▸ **Testo fornito**:
==*==

Con l'aggiunta di un semplice parser e di un “world model” più o meno equivalente a quello dei giochi di Scott Adams, il gioco finale aveva questo aspetto:No, la grafica non è particolarmente attraente. Se mi si permette di scendere un attimo nel tecnico, andare a indagare il perché abbiano questo aspetto è indubbiamente un ottimo esercizio di “storia delle piattaforme informatiche”.
La normale modalità “Hi-Res” dell'Apple II forniva una modalità di visualizzazione bitmap a 280X192 pixel. Tuttavia il programma può opzionalmente scegliere di riservare i 32 pixel in basso dello schermo per visualizzare la parte finale del normale schermo testuale dell'Apple II, che vive infatti di vita propria in un altro punto della memoria. Quest'ultima modalità si dimostrò perfetta per un gioco come Mystery House, oltre che per molti altri che sarebbero arrivati di lì a poco da parte della On-Line Systems e di altri. Poiché lo schermo testuale resta in essere, anche se nascosto altrove, c'era una caratteristica assai comoda che era particolarmente facile da programmare: il giocatore poteva, semplicemente premendo invio su una linea vuota, fa sparire l'immagine, rivelando così tutte le sue ultime mosse.Bastava premere di nuovo il tasto invio per riportare immediatamente l'immagine hi-res in sovrimpressione, essa infatti era stata a sua volta “nascosta” in memoria. Nel 1980 questa era roba da esperti, ma l'Apple II la rendeva banale. Ed era praticamente perfetta per un gioco come Mystery House, quasi come se Wozniak avesse previsto proprio questo specifico utilizzo quando l'aveva progettata.
Ma ora forse vi chiederete il perché di quegli strani colori nelle illustrazioni. Per potervi rispondere dobbiamo analizzare più in profondità il funzionamento della modalità hi-res.

==*==

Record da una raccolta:
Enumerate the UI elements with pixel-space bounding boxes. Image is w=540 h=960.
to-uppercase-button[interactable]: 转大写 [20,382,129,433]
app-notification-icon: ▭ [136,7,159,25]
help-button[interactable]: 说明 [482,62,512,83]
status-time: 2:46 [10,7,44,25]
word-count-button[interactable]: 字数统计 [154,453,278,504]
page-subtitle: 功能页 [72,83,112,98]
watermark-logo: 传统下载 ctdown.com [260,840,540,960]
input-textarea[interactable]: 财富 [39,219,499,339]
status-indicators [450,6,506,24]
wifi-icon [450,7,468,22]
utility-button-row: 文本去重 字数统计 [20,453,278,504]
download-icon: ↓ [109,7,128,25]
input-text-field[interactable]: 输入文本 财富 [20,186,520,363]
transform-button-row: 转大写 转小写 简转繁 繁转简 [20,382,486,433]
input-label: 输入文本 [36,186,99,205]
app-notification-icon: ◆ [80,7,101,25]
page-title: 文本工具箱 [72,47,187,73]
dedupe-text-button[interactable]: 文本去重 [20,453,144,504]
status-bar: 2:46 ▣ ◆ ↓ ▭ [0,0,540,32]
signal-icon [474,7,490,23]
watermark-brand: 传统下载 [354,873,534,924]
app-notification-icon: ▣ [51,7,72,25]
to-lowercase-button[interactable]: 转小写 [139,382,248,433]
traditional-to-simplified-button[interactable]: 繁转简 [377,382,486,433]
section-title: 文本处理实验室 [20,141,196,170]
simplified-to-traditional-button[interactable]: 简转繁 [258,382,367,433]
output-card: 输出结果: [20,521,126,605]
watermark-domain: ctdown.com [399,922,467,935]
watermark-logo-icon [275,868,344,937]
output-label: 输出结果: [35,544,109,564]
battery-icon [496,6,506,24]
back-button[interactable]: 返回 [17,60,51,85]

==*==

Rispondi a queste domande in base al testo fornito sull'Apple II:
(a) Quale risoluzione offriva la normale modalità "Hi-Res" dell'Apple II?
(b) Quanti pixel in basso dello schermo poteva riservare il programma per il testo?
(c) Quale tasto premeva il giocatore su una linea vuota per far sparire l'immagine?
I record vengono da un'altra fonte.

(a) 280X192 pixel.
(b) 32 pixel.
(c) Il tasto invio.